Skip every image and restate the data word for word.

*** SOURCE DATA

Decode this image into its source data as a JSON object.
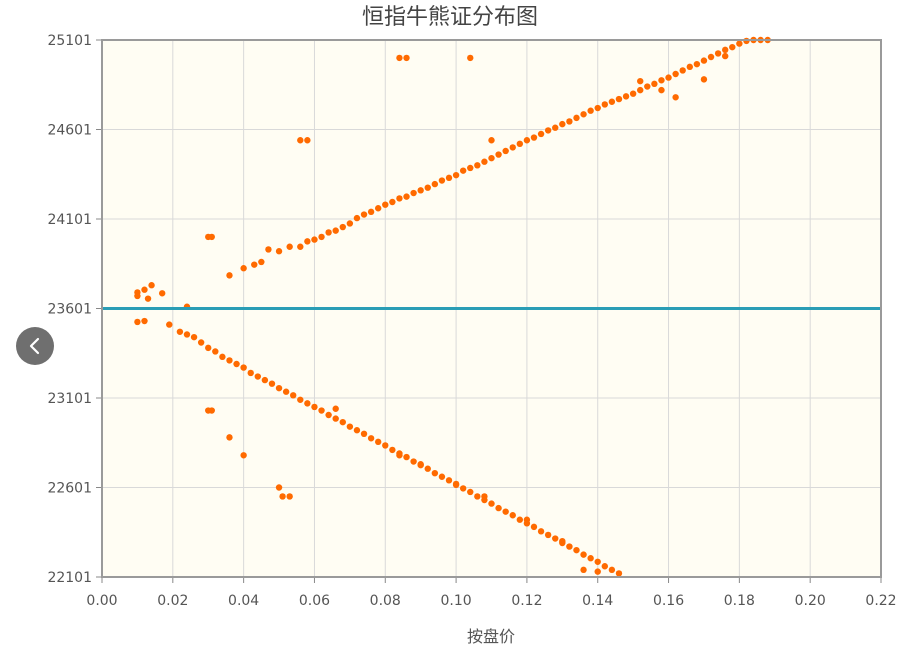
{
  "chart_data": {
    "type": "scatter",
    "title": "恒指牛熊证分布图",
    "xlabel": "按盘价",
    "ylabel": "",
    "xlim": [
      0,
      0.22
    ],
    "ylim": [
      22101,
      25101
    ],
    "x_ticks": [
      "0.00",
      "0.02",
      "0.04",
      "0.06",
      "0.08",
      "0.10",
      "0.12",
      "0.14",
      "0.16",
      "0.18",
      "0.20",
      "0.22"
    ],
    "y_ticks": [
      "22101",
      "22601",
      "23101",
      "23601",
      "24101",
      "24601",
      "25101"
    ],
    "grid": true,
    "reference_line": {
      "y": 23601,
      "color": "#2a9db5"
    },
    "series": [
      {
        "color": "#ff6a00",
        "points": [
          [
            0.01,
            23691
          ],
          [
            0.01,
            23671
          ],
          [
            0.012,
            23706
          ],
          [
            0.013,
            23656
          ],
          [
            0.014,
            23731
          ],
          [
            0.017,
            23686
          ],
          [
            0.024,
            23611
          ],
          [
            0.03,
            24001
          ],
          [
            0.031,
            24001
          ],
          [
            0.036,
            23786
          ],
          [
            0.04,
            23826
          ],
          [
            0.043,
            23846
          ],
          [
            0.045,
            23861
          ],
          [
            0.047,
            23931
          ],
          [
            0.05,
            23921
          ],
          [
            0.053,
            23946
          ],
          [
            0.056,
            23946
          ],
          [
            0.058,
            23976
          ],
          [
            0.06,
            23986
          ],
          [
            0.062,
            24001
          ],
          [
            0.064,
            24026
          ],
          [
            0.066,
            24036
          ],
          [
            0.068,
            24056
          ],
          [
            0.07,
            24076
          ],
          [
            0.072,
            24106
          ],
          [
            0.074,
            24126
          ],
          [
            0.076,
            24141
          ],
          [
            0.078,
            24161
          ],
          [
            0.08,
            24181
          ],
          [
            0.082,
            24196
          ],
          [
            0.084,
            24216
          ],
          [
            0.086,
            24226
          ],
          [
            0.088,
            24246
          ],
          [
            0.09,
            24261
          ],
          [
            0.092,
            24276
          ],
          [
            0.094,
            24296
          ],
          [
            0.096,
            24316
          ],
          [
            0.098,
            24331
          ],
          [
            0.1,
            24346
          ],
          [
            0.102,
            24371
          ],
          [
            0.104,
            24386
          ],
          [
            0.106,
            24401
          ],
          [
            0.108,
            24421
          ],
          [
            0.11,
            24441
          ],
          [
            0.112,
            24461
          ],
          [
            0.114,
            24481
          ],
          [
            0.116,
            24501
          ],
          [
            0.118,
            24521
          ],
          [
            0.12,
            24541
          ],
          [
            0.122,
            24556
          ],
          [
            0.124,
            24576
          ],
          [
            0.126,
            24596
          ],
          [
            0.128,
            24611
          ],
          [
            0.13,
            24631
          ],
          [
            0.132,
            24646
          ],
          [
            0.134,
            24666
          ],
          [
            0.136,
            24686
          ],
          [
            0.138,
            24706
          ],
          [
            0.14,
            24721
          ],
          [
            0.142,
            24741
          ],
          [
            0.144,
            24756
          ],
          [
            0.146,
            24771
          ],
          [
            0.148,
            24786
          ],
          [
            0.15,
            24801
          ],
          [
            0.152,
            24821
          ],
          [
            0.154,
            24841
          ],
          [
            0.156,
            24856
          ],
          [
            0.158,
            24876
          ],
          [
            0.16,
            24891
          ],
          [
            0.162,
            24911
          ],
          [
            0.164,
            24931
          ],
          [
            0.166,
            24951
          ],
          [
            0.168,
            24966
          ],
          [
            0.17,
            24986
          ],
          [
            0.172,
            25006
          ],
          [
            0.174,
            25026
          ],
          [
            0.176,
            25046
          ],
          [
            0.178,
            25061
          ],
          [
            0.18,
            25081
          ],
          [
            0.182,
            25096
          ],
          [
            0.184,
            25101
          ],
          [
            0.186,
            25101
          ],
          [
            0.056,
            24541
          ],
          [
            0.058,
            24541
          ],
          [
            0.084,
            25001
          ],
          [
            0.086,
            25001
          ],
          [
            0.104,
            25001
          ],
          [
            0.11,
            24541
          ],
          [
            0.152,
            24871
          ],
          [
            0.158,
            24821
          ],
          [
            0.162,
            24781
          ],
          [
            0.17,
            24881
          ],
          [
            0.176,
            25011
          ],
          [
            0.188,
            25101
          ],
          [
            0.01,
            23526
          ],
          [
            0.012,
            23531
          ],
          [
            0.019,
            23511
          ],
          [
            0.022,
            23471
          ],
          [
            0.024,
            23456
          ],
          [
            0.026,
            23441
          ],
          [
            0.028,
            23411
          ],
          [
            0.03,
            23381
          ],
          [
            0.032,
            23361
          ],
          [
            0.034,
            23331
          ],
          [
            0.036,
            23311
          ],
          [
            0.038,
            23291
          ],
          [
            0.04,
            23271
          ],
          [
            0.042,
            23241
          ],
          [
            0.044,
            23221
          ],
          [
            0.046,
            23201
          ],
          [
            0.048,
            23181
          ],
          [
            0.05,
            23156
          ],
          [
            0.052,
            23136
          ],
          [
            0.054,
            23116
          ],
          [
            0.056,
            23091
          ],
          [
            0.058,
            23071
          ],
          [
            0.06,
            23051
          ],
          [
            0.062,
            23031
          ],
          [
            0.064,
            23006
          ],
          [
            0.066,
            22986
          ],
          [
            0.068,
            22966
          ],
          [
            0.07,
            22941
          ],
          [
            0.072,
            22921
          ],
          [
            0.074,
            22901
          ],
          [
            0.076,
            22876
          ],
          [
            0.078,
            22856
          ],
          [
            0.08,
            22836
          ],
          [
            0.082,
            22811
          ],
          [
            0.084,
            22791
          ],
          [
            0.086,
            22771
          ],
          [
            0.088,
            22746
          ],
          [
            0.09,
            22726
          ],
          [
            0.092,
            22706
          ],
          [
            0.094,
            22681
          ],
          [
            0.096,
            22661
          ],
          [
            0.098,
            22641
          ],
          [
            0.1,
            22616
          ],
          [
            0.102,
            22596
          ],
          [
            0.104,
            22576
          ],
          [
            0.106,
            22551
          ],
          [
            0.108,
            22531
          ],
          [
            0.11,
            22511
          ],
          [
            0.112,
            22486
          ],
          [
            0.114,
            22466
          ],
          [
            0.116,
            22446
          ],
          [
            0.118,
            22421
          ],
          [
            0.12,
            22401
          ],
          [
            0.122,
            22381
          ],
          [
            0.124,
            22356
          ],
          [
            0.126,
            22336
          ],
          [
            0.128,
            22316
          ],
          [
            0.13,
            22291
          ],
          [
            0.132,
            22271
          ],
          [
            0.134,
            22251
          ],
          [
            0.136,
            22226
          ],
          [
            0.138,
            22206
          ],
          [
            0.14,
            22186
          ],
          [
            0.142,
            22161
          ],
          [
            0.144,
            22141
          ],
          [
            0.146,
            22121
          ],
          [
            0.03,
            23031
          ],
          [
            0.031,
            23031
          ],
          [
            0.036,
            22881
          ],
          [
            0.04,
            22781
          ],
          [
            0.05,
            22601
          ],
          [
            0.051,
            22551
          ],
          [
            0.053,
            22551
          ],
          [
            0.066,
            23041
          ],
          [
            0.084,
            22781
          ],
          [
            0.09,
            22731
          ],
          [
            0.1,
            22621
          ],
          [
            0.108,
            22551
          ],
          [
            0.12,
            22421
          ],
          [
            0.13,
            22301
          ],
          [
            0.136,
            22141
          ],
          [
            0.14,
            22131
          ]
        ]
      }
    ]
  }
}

******

» **THE REPLY**:
Decode this image into its source data as a JSON object.
{
  "chart_data": {
    "type": "scatter",
    "title": "恒指牛熊证分布图",
    "xlabel": "按盘价",
    "ylabel": "",
    "xlim": [
      0,
      0.22
    ],
    "ylim": [
      22101,
      25101
    ],
    "x_ticks": [
      "0.00",
      "0.02",
      "0.04",
      "0.06",
      "0.08",
      "0.10",
      "0.12",
      "0.14",
      "0.16",
      "0.18",
      "0.20",
      "0.22"
    ],
    "y_ticks": [
      "22101",
      "22601",
      "23101",
      "23601",
      "24101",
      "24601",
      "25101"
    ],
    "grid": true,
    "reference_line": {
      "y": 23601,
      "color": "#2a9db5"
    },
    "series": [
      {
        "color": "#ff6a00",
        "points": [
          [
            0.01,
            23691
          ],
          [
            0.01,
            23671
          ],
          [
            0.012,
            23706
          ],
          [
            0.013,
            23656
          ],
          [
            0.014,
            23731
          ],
          [
            0.017,
            23686
          ],
          [
            0.024,
            23611
          ],
          [
            0.03,
            24001
          ],
          [
            0.031,
            24001
          ],
          [
            0.036,
            23786
          ],
          [
            0.04,
            23826
          ],
          [
            0.043,
            23846
          ],
          [
            0.045,
            23861
          ],
          [
            0.047,
            23931
          ],
          [
            0.05,
            23921
          ],
          [
            0.053,
            23946
          ],
          [
            0.056,
            23946
          ],
          [
            0.058,
            23976
          ],
          [
            0.06,
            23986
          ],
          [
            0.062,
            24001
          ],
          [
            0.064,
            24026
          ],
          [
            0.066,
            24036
          ],
          [
            0.068,
            24056
          ],
          [
            0.07,
            24076
          ],
          [
            0.072,
            24106
          ],
          [
            0.074,
            24126
          ],
          [
            0.076,
            24141
          ],
          [
            0.078,
            24161
          ],
          [
            0.08,
            24181
          ],
          [
            0.082,
            24196
          ],
          [
            0.084,
            24216
          ],
          [
            0.086,
            24226
          ],
          [
            0.088,
            24246
          ],
          [
            0.09,
            24261
          ],
          [
            0.092,
            24276
          ],
          [
            0.094,
            24296
          ],
          [
            0.096,
            24316
          ],
          [
            0.098,
            24331
          ],
          [
            0.1,
            24346
          ],
          [
            0.102,
            24371
          ],
          [
            0.104,
            24386
          ],
          [
            0.106,
            24401
          ],
          [
            0.108,
            24421
          ],
          [
            0.11,
            24441
          ],
          [
            0.112,
            24461
          ],
          [
            0.114,
            24481
          ],
          [
            0.116,
            24501
          ],
          [
            0.118,
            24521
          ],
          [
            0.12,
            24541
          ],
          [
            0.122,
            24556
          ],
          [
            0.124,
            24576
          ],
          [
            0.126,
            24596
          ],
          [
            0.128,
            24611
          ],
          [
            0.13,
            24631
          ],
          [
            0.132,
            24646
          ],
          [
            0.134,
            24666
          ],
          [
            0.136,
            24686
          ],
          [
            0.138,
            24706
          ],
          [
            0.14,
            24721
          ],
          [
            0.142,
            24741
          ],
          [
            0.144,
            24756
          ],
          [
            0.146,
            24771
          ],
          [
            0.148,
            24786
          ],
          [
            0.15,
            24801
          ],
          [
            0.152,
            24821
          ],
          [
            0.154,
            24841
          ],
          [
            0.156,
            24856
          ],
          [
            0.158,
            24876
          ],
          [
            0.16,
            24891
          ],
          [
            0.162,
            24911
          ],
          [
            0.164,
            24931
          ],
          [
            0.166,
            24951
          ],
          [
            0.168,
            24966
          ],
          [
            0.17,
            24986
          ],
          [
            0.172,
            25006
          ],
          [
            0.174,
            25026
          ],
          [
            0.176,
            25046
          ],
          [
            0.178,
            25061
          ],
          [
            0.18,
            25081
          ],
          [
            0.182,
            25096
          ],
          [
            0.184,
            25101
          ],
          [
            0.186,
            25101
          ],
          [
            0.056,
            24541
          ],
          [
            0.058,
            24541
          ],
          [
            0.084,
            25001
          ],
          [
            0.086,
            25001
          ],
          [
            0.104,
            25001
          ],
          [
            0.11,
            24541
          ],
          [
            0.152,
            24871
          ],
          [
            0.158,
            24821
          ],
          [
            0.162,
            24781
          ],
          [
            0.17,
            24881
          ],
          [
            0.176,
            25011
          ],
          [
            0.188,
            25101
          ],
          [
            0.01,
            23526
          ],
          [
            0.012,
            23531
          ],
          [
            0.019,
            23511
          ],
          [
            0.022,
            23471
          ],
          [
            0.024,
            23456
          ],
          [
            0.026,
            23441
          ],
          [
            0.028,
            23411
          ],
          [
            0.03,
            23381
          ],
          [
            0.032,
            23361
          ],
          [
            0.034,
            23331
          ],
          [
            0.036,
            23311
          ],
          [
            0.038,
            23291
          ],
          [
            0.04,
            23271
          ],
          [
            0.042,
            23241
          ],
          [
            0.044,
            23221
          ],
          [
            0.046,
            23201
          ],
          [
            0.048,
            23181
          ],
          [
            0.05,
            23156
          ],
          [
            0.052,
            23136
          ],
          [
            0.054,
            23116
          ],
          [
            0.056,
            23091
          ],
          [
            0.058,
            23071
          ],
          [
            0.06,
            23051
          ],
          [
            0.062,
            23031
          ],
          [
            0.064,
            23006
          ],
          [
            0.066,
            22986
          ],
          [
            0.068,
            22966
          ],
          [
            0.07,
            22941
          ],
          [
            0.072,
            22921
          ],
          [
            0.074,
            22901
          ],
          [
            0.076,
            22876
          ],
          [
            0.078,
            22856
          ],
          [
            0.08,
            22836
          ],
          [
            0.082,
            22811
          ],
          [
            0.084,
            22791
          ],
          [
            0.086,
            22771
          ],
          [
            0.088,
            22746
          ],
          [
            0.09,
            22726
          ],
          [
            0.092,
            22706
          ],
          [
            0.094,
            22681
          ],
          [
            0.096,
            22661
          ],
          [
            0.098,
            22641
          ],
          [
            0.1,
            22616
          ],
          [
            0.102,
            22596
          ],
          [
            0.104,
            22576
          ],
          [
            0.106,
            22551
          ],
          [
            0.108,
            22531
          ],
          [
            0.11,
            22511
          ],
          [
            0.112,
            22486
          ],
          [
            0.114,
            22466
          ],
          [
            0.116,
            22446
          ],
          [
            0.118,
            22421
          ],
          [
            0.12,
            22401
          ],
          [
            0.122,
            22381
          ],
          [
            0.124,
            22356
          ],
          [
            0.126,
            22336
          ],
          [
            0.128,
            22316
          ],
          [
            0.13,
            22291
          ],
          [
            0.132,
            22271
          ],
          [
            0.134,
            22251
          ],
          [
            0.136,
            22226
          ],
          [
            0.138,
            22206
          ],
          [
            0.14,
            22186
          ],
          [
            0.142,
            22161
          ],
          [
            0.144,
            22141
          ],
          [
            0.146,
            22121
          ],
          [
            0.03,
            23031
          ],
          [
            0.031,
            23031
          ],
          [
            0.036,
            22881
          ],
          [
            0.04,
            22781
          ],
          [
            0.05,
            22601
          ],
          [
            0.051,
            22551
          ],
          [
            0.053,
            22551
          ],
          [
            0.066,
            23041
          ],
          [
            0.084,
            22781
          ],
          [
            0.09,
            22731
          ],
          [
            0.1,
            22621
          ],
          [
            0.108,
            22551
          ],
          [
            0.12,
            22421
          ],
          [
            0.13,
            22301
          ],
          [
            0.136,
            22141
          ],
          [
            0.14,
            22131
          ]
        ]
      }
    ]
  }
}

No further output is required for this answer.